[START OF Selected extract]
Condé Nast archives.

It’s time to put down the remote control, and avoid clicking “next episode” on Netflix. Instead, pick up that book you’ve been meaning to read every month and finally just read it. As well as broadening your vocabulary and increasing your IQ, reading more has many health benefits including reducing stress, enhancing empathy and boasting your creativity.

To help get you started we’ve rounded up five influential Arab female authors you need to familiarize yourself with. So, if you’re looking for an inspiring book to bump to the top of your reading list, discover some of the Middle Eastern writers who helped champion women’s rights through Arabic literature.

Ghada Al-Samman (1942-present)
Ghadah Al-Samman is a Syrian writer, journalist, and novelist born in Damascus in 1942. The daughter of the president of the Syrian University, literary talent clearly runs in her family as she shares relations with Nizar Qabbani, one of the most famous Arabic poets. Al-Samman has more than 40 published works, which includes everything from novels and short stories, to poetry and journal entries, and is regarded as one of the most influential voices of gender equality in the Arab world.

Nawal El Saadawi (1931-present)
[END OF Selected extract]
= Problems =
A. In the piece on influential Arab female authors, in which city was Ghada Al-Samman born?
B. Resume the piece on influential Arab female authors, picking up right after its final line.
[START OF Raw data]
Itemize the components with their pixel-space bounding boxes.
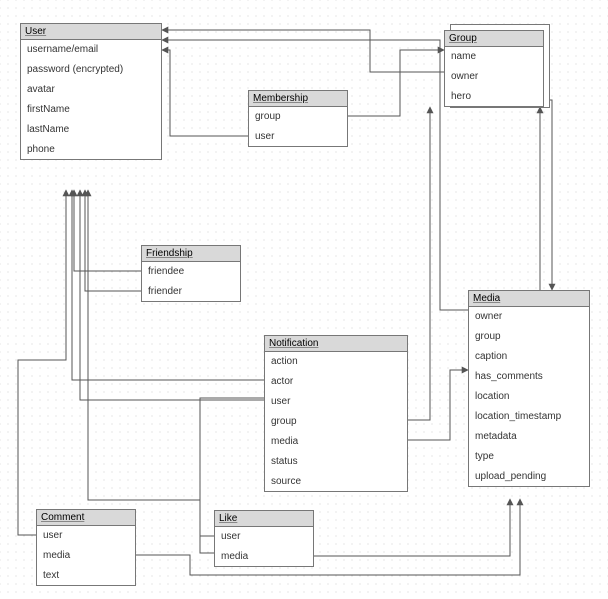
entity-fields: user media (215, 527, 313, 566)
entity-field: friendee (142, 262, 240, 281)
entity-fields: friendee friender (142, 262, 240, 301)
entity-field: text (37, 565, 135, 585)
entity-field: user (249, 126, 347, 146)
entity-field: media (265, 431, 407, 451)
group-entity[interactable]: Group name owner hero (444, 30, 544, 107)
entity-field: phone (21, 139, 161, 159)
entity-field: media (37, 545, 135, 565)
entity-field: name (445, 47, 543, 66)
entity-field: location_timestamp (469, 406, 589, 426)
notification-entity[interactable]: Notification action actor user group med… (264, 335, 408, 492)
entity-field: group (249, 107, 347, 126)
entity-field: lastName (21, 119, 161, 139)
entity-fields: owner group caption has_comments locatio… (469, 307, 589, 486)
entity-fields: name owner hero (445, 47, 543, 106)
entity-title: Media (469, 291, 589, 307)
media-entity[interactable]: Media owner group caption has_comments l… (468, 290, 590, 487)
entity-field: status (265, 451, 407, 471)
entity-field: firstName (21, 99, 161, 119)
entity-field: group (469, 326, 589, 346)
user-entity[interactable]: User username/email password (encrypted)… (20, 23, 162, 160)
entity-field: user (265, 391, 407, 411)
entity-title: Friendship (142, 246, 240, 262)
entity-field: metadata (469, 426, 589, 446)
entity-field: media (215, 546, 313, 566)
like-entity[interactable]: Like user media (214, 510, 314, 567)
entity-fields: action actor user group media status sou… (265, 352, 407, 491)
entity-field: group (265, 411, 407, 431)
entity-field: avatar (21, 79, 161, 99)
entity-title: User (21, 24, 161, 40)
entity-field: friender (142, 281, 240, 301)
entity-fields: group user (249, 107, 347, 146)
entity-title: Like (215, 511, 313, 527)
entity-field: upload_pending (469, 466, 589, 486)
friendship-entity[interactable]: Friendship friendee friender (141, 245, 241, 302)
entity-field: hero (445, 86, 543, 106)
entity-field: user (215, 527, 313, 546)
entity-field: action (265, 352, 407, 371)
entity-field: password (encrypted) (21, 59, 161, 79)
entity-field: has_comments (469, 366, 589, 386)
entity-field: source (265, 471, 407, 491)
entity-fields: username/email password (encrypted) avat… (21, 40, 161, 159)
entity-fields: user media text (37, 526, 135, 585)
entity-title: Notification (265, 336, 407, 352)
entity-field: owner (469, 307, 589, 326)
membership-entity[interactable]: Membership group user (248, 90, 348, 147)
entity-field: type (469, 446, 589, 466)
entity-field: username/email (21, 40, 161, 59)
entity-field: actor (265, 371, 407, 391)
entity-title: Group (445, 31, 543, 47)
entity-field: owner (445, 66, 543, 86)
entity-field: caption (469, 346, 589, 366)
entity-title: Comment (37, 510, 135, 526)
entity-field: location (469, 386, 589, 406)
comment-entity[interactable]: Comment user media text (36, 509, 136, 586)
entity-field: user (37, 526, 135, 545)
entity-title: Membership (249, 91, 347, 107)
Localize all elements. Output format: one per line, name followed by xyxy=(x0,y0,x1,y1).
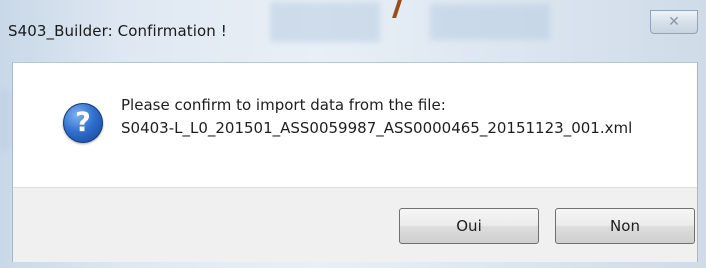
[END OF Raw data]
= The answers =
A. Damascus

B.
Nawal El Saadawi is the second-most-translated author from Arabic after Naghib Mahfouz. The Egyptian writer and doctor is often described as the “the Simone de Beauvoir of the Arab World” for her feminist non-fiction on subjects pertaining to gender equality and patriarchal and class oppression. The 88 year old, who is the founder and president of the Arab Women’s Solidarity Association, has racked up a number of awards for her eye-opening work, including the North–South Prize from the Council of Europe and the Inana International Prize. In 2012, the International Peace Bureau awarded her the 2012 Seán MacBride Peace Prize.

Assia Djebar (1936-2015)
Born Fatima-Zohra Imalayen in a small seaport village near Algiers, the novelist is more commonly known by her pen name, Assia Djebar, which she adopted for the publication of her first novel, La Soif (The Thirst). A noted feminist author, her work explored the plight of Algerian women within a post-colonial context. In 2005, Djebar was elected to France’s foremost literary institution, the Académie française, an institution tasked with guarding the heritage of the French language. She was the first writer from North Africa, and the fifth woman, to be elected to the organization.

Inaam Kachachi (1952-present)
Before moving to France to obtain her PhD, Inaam Kachachi worked as a journalist in Baghdad, where she was born. In addition to writing several pieces for Arabic print media, the Iraqi writer also published several fiction and non-fiction titles, including Tashari, which was shortlisted for the International Prize for Arabic Fiction in 2014. Her second novel, The American Granddaughter was nominated for the Arabic Booker Prize.

Sahar Khalifeh (1941-present)
One of the most important living Palestinian novelists, Sahar Khalifeh is known for her work that examines the daily lives of Palestinians under occupation. Her CV includes fiction and non-fiction novels, as well as many articles and journal entries that explore topics of discrimination and oppression of Arabic women. The writer was the recipient of many awards, including the Naguib Mahfouz Medal for Literature in Egypt, the Mohamed Zafzaf Prize in Morocco, and France’s the Simone de Beauvoir Prize. Many of her acclaimed works have been translated into English, French, German, and Hebrew.